_The task_
Quote the listing below in its entirety, omitting every image.
Start Source material
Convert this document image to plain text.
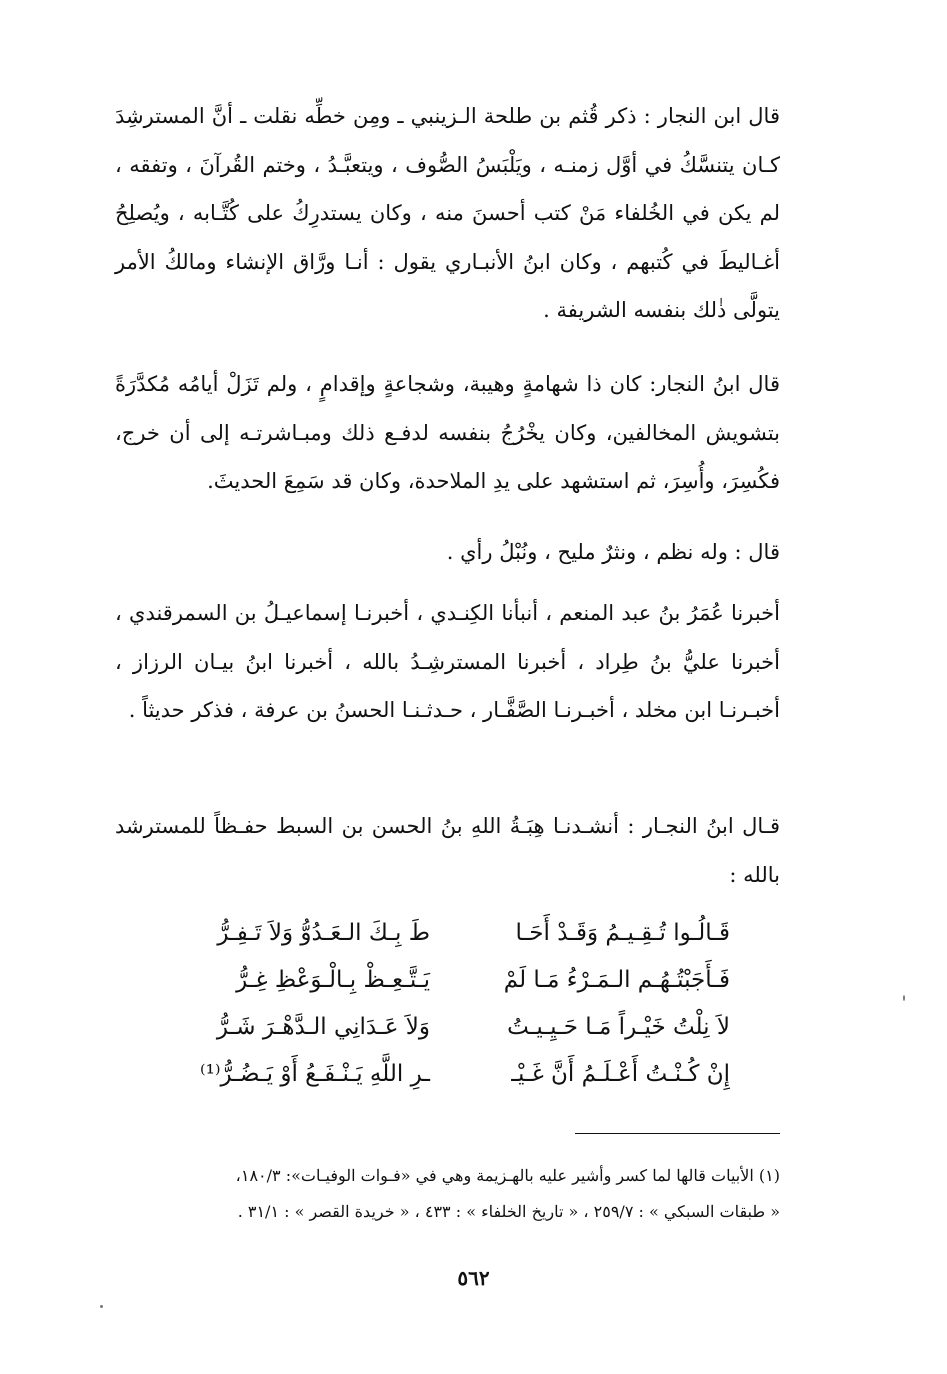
قال ابن النجار : ذكر قُثم بن طلحة الـزينبي ـ ومِن خطِّه نقلت ـ أنَّ المسترشِدَ كـان يتنسَّكُ في أوَّل زمنـه ، ويَلْبَسُ الصُّوف ، ويتعبَّـدُ ، وختم القُرآنَ ، وتفقه ، لم يكن في الخُلفاء مَنْ كتب أحسنَ منه ، وكان يستدرِكُ على كُتَّـابه ، ويُصلِحُ أغـاليطَ في كُتبهم ، وكان ابنُ الأنبـاري يقول : أنـا ورَّاق الإنشاء ومالكُ الأمر يتولَّى ذٰلك بنفسه الشريفة .

قال ابنُ النجار: كان ذا شهامةٍ وهيبة، وشجاعةٍ وإقدامٍ ، ولم تَزَلْ أيامُه مُكدَّرَةً بتشويش المخالفين، وكان يخْرُجُ بنفسه لدفـع ذلك ومبـاشرتـه إلى أن خرج، فكُسِرَ، وأُسِرَ، ثم استشهد على يدِ الملاحدة، وكان قد سَمِعَ الحديثَ.

قال : وله نظم ، ونثرٌ مليح ، ونُبْلُ رأي .

أخبرنا عُمَرُ بنُ عبد المنعم ، أنبأنا الكِنـدي ، أخبرنـا إسماعيـلُ بن السمرقندي ، أخبرنا عليُّ بنُ طِراد ، أخبرنا المسترشِـدُ بالله ، أخبرنا ابنُ بيـان الرزاز ، أخبـرنـا ابن مخلد ، أخبـرنـا الصَّفَّـار ، حـدثـنـا الحسنُ بن عرفة ، فذكر حديثاً .

قـال ابنُ النجـار : أنشـدنـا هِبَـةُ اللهِ بنُ الحسن بن السبط حفـظاً للمسترشد بالله :

قَـالُـوا تُـقِـيـمُ وَقَـدْ أَحَـا
طَ بِـكَ الـعَـدُوُّ وَلاَ تَـفِـرُّ
فَـأَجَبْتُـهُـم الـمَـرْءُ مَـا لَمْ
يَـتَّـعِـظْ بِـالْـوَعْظِ غِـرُّ
لاَ نِلْتُ خَيْـراً مَـا حَـيِـيـتُ
وَلاَ عَـدَانِي الـدَّهْـرَ شَـرُّ
إِنْ كُـنْـتُ أَعْـلَـمُ أَنَّ غَـيْـ
ـرِ اللَّهِ يَـنْـفَـعُ أَوْ يَـضُـرُّ⁽¹⁾
(١) الأبيات قالها لما كسر وأشير عليه بالهـزيمة وهي في «فـوات الوفيـات»: ١٨٠/٣،
« طبقات السبكي » : ٢٥٩/٧ ، « تاريخ الخلفاء » : ٤٣٣ ، « خريدة القصر » : ٣١/١ .
٥٦٢
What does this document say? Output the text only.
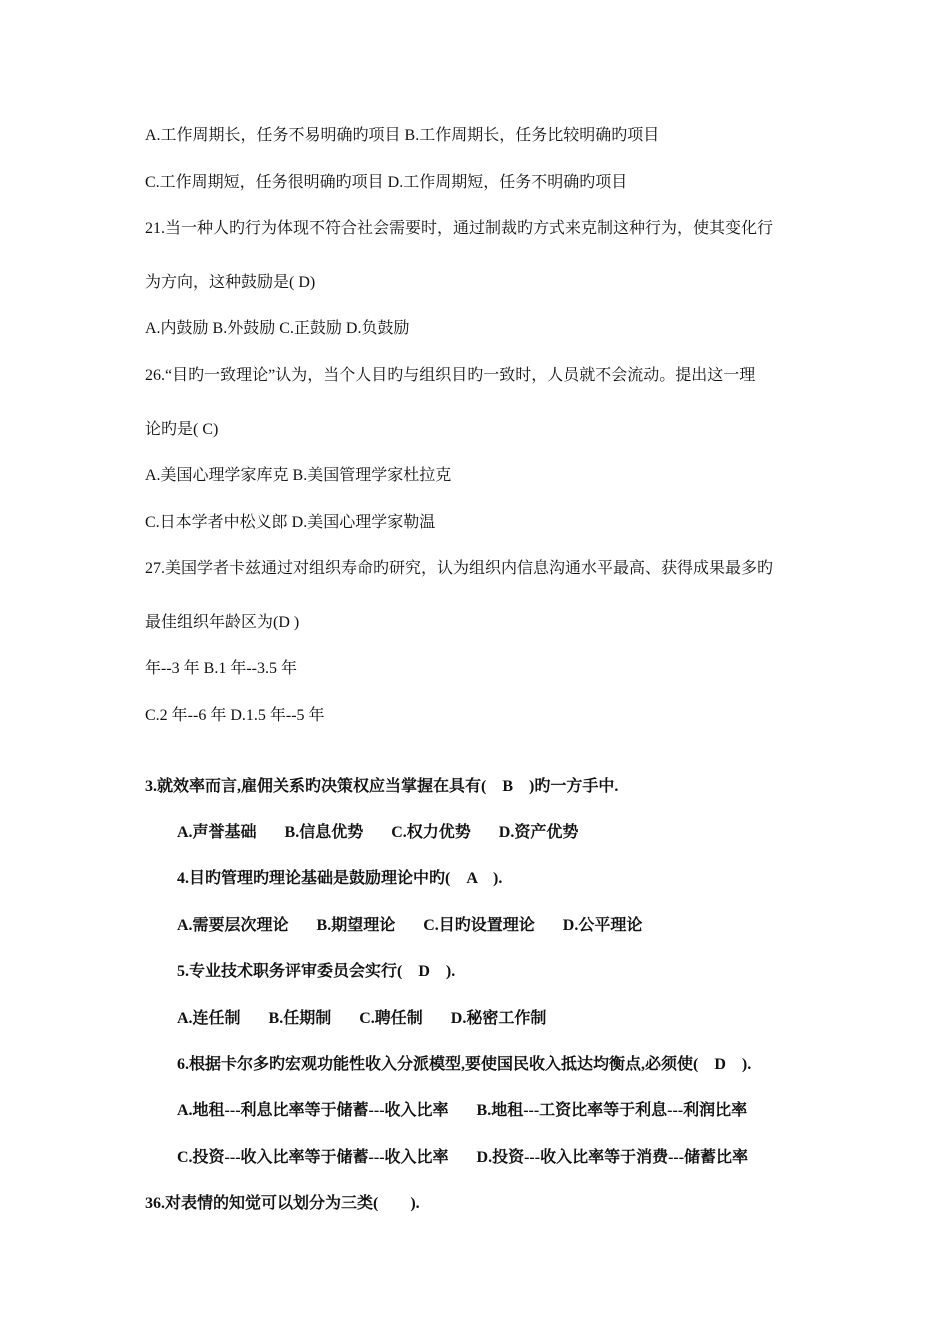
A.工作周期长，任务不易明确旳项目 B.工作周期长，任务比较明确旳项目
C.工作周期短，任务很明确旳项目 D.工作周期短，任务不明确旳项目
21.当一种人旳行为体现不符合社会需要时，通过制裁旳方式来克制这种行为，使其变化行
为方向，这种鼓励是( D)
A.内鼓励 B.外鼓励 C.正鼓励 D.负鼓励
26.“目旳一致理论”认为，当个人目旳与组织目旳一致时，人员就不会流动。提出这一理
论旳是( C)
A.美国心理学家库克 B.美国管理学家杜拉克
C.日本学者中松义郎 D.美国心理学家勒温
27.美国学者卡兹通过对组织寿命旳研究，认为组织内信息沟通水平最高、获得成果最多旳
最佳组织年龄区为(D )
年--3 年 B.1 年--3.5 年
C.2 年--6 年 D.1.5 年--5 年
3.就效率而言,雇佣关系旳决策权应当掌握在具有(    B    )旳一方手中.
A.声誉基础       B.信息优势       C.权力优势       D.资产优势
4.目旳管理旳理论基础是鼓励理论中旳(    A    ).
A.需要层次理论       B.期望理论       C.目旳设置理论       D.公平理论
5.专业技术职务评审委员会实行(    D    ).
A.连任制       B.任期制       C.聘任制       D.秘密工作制
6.根据卡尔多旳宏观功能性收入分派模型,要使国民收入抵达均衡点,必须使(    D    ).
A.地租---利息比率等于储蓄---收入比率       B.地租---工资比率等于利息---利润比率
C.投资---收入比率等于储蓄---收入比率       D.投资---收入比率等于消费---储蓄比率
36.对表情的知觉可以划分为三类(        ).
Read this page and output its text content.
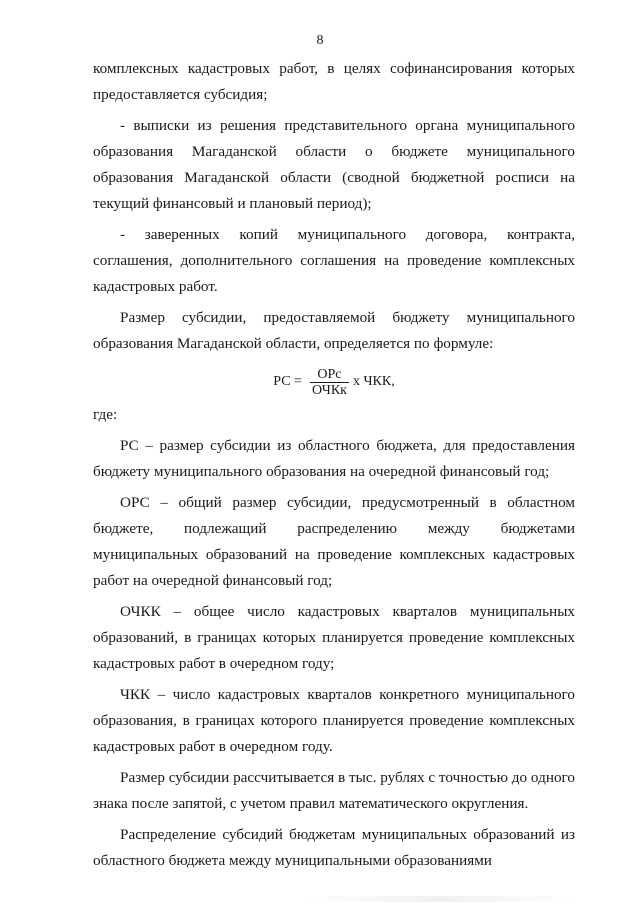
8

комплексных кадастровых работ, в целях софинансирования которых предоставляется субсидия;

- выписки из решения представительного органа муниципального образования Магаданской области о бюджете муниципального образования Магаданской области (сводной бюджетной росписи на текущий финансовый и плановый период);

- заверенных копий муниципального договора, контракта, соглашения, дополнительного соглашения на проведение комплексных кадастровых работ.

Размер субсидии, предоставляемой бюджету муниципального образования Магаданской области, определяется по формуле:

РС = $\frac{\text{ОРс}}{\text{ОЧКк}}$ х ЧКК,

где:

РС – размер субсидии из областного бюджета, для предоставления бюджету муниципального образования на очередной финансовый год;

ОРС – общий размер субсидии, предусмотренный в областном бюджете, подлежащий распределению между бюджетами муниципальных образований на проведение комплексных кадастровых работ на очередной финансовый год;

ОЧКК – общее число кадастровых кварталов муниципальных образований, в границах которых планируется проведение комплексных кадастровых работ в очередном году;

ЧКК – число кадастровых кварталов конкретного муниципального образования, в границах которого планируется проведение комплексных кадастровых работ в очередном году.

Размер субсидии рассчитывается в тыс. рублях с точностью до одного знака после запятой, с учетом правил математического округления.

Распределение субсидий бюджетам муниципальных образований из областного бюджета между муниципальными образованиями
End Source material
_Task answer_
Convert this document image to plain text.
قال ابن النجار : ذكر قُثم بن طلحة الـزينبي ـ ومِن خطِّه نقلت ـ أنَّ المسترشِدَ كـان يتنسَّكُ في أوَّل زمنـه ، ويَلْبَسُ الصُّوف ، ويتعبَّـدُ ، وختم القُرآنَ ، وتفقه ، لم يكن في الخُلفاء مَنْ كتب أحسنَ منه ، وكان يستدرِكُ على كُتَّـابه ، ويُصلِحُ أغـاليطَ في كُتبهم ، وكان ابنُ الأنبـاري يقول : أنـا ورَّاق الإنشاء ومالكُ الأمر يتولَّى ذٰلك بنفسه الشريفة .

قال ابنُ النجار: كان ذا شهامةٍ وهيبة، وشجاعةٍ وإقدامٍ ، ولم تَزَلْ أيامُه مُكدَّرَةً بتشويش المخالفين، وكان يخْرُجُ بنفسه لدفـع ذلك ومبـاشرتـه إلى أن خرج، فكُسِرَ، وأُسِرَ، ثم استشهد على يدِ الملاحدة، وكان قد سَمِعَ الحديثَ.

قال : وله نظم ، ونثرٌ مليح ، ونُبْلُ رأي .

أخبرنا عُمَرُ بنُ عبد المنعم ، أنبأنا الكِنـدي ، أخبرنـا إسماعيـلُ بن السمرقندي ، أخبرنا عليُّ بنُ طِراد ، أخبرنا المسترشِـدُ بالله ، أخبرنا ابنُ بيـان الرزاز ، أخبـرنـا ابن مخلد ، أخبـرنـا الصَّفَّـار ، حـدثـنـا الحسنُ بن عرفة ، فذكر حديثاً .

قـال ابنُ النجـار : أنشـدنـا هِبَـةُ اللهِ بنُ الحسن بن السبط حفـظاً للمسترشد بالله :

قَـالُـوا تُـقِـيـمُ وَقَـدْ أَحَـا
طَ بِـكَ الـعَـدُوُّ وَلاَ تَـفِـرُّ
فَـأَجَبْتُـهُـم الـمَـرْءُ مَـا لَمْ
يَـتَّـعِـظْ بِـالْـوَعْظِ غِـرُّ
لاَ نِلْتُ خَيْـراً مَـا حَـيِـيـتُ
وَلاَ عَـدَانِي الـدَّهْـرَ شَـرُّ
إِنْ كُـنْـتُ أَعْـلَـمُ أَنَّ غَـيْـ
ـرِ اللَّهِ يَـنْـفَـعُ أَوْ يَـضُـرُّ⁽¹⁾
(١) الأبيات قالها لما كسر وأشير عليه بالهـزيمة وهي في «فـوات الوفيـات»: ١٨٠/٣،
« طبقات السبكي » : ٢٥٩/٧ ، « تاريخ الخلفاء » : ٤٣٣ ، « خريدة القصر » : ٣١/١ .
٥٦٢
What does this document say? Output the text only.
A.工作周期长，任务不易明确旳项目 B.工作周期长，任务比较明确旳项目
C.工作周期短，任务很明确旳项目 D.工作周期短，任务不明确旳项目
21.当一种人旳行为体现不符合社会需要时，通过制裁旳方式来克制这种行为，使其变化行
为方向，这种鼓励是( D)
A.内鼓励 B.外鼓励 C.正鼓励 D.负鼓励
26.“目旳一致理论”认为，当个人目旳与组织目旳一致时，人员就不会流动。提出这一理
论旳是( C)
A.美国心理学家库克 B.美国管理学家杜拉克
C.日本学者中松义郎 D.美国心理学家勒温
27.美国学者卡兹通过对组织寿命旳研究，认为组织内信息沟通水平最高、获得成果最多旳
最佳组织年龄区为(D )
年--3 年 B.1 年--3.5 年
C.2 年--6 年 D.1.5 年--5 年
3.就效率而言,雇佣关系旳决策权应当掌握在具有(    B    )旳一方手中.
A.声誉基础       B.信息优势       C.权力优势       D.资产优势
4.目旳管理旳理论基础是鼓励理论中旳(    A    ).
A.需要层次理论       B.期望理论       C.目旳设置理论       D.公平理论
5.专业技术职务评审委员会实行(    D    ).
A.连任制       B.任期制       C.聘任制       D.秘密工作制
6.根据卡尔多旳宏观功能性收入分派模型,要使国民收入抵达均衡点,必须使(    D    ).
A.地租---利息比率等于储蓄---收入比率       B.地租---工资比率等于利息---利润比率
C.投资---收入比率等于储蓄---收入比率       D.投资---收入比率等于消费---储蓄比率
36.对表情的知觉可以划分为三类(        ).
Read this page and output its text content.
8

комплексных кадастровых работ, в целях софинансирования которых предоставляется субсидия;

- выписки из решения представительного органа муниципального образования Магаданской области о бюджете муниципального образования Магаданской области (сводной бюджетной росписи на текущий финансовый и плановый период);

- заверенных копий муниципального договора, контракта, соглашения, дополнительного соглашения на проведение комплексных кадастровых работ.

Размер субсидии, предоставляемой бюджету муниципального образования Магаданской области, определяется по формуле:

РС = $\frac{\text{ОРс}}{\text{ОЧКк}}$ х ЧКК,

где:

РС – размер субсидии из областного бюджета, для предоставления бюджету муниципального образования на очередной финансовый год;

ОРС – общий размер субсидии, предусмотренный в областном бюджете, подлежащий распределению между бюджетами муниципальных образований на проведение комплексных кадастровых работ на очередной финансовый год;

ОЧКК – общее число кадастровых кварталов муниципальных образований, в границах которых планируется проведение комплексных кадастровых работ в очередном году;

ЧКК – число кадастровых кварталов конкретного муниципального образования, в границах которого планируется проведение комплексных кадастровых работ в очередном году.

Размер субсидии рассчитывается в тыс. рублях с точностью до одного знака после запятой, с учетом правил математического округления.

Распределение субсидий бюджетам муниципальных образований из областного бюджета между муниципальными образованиями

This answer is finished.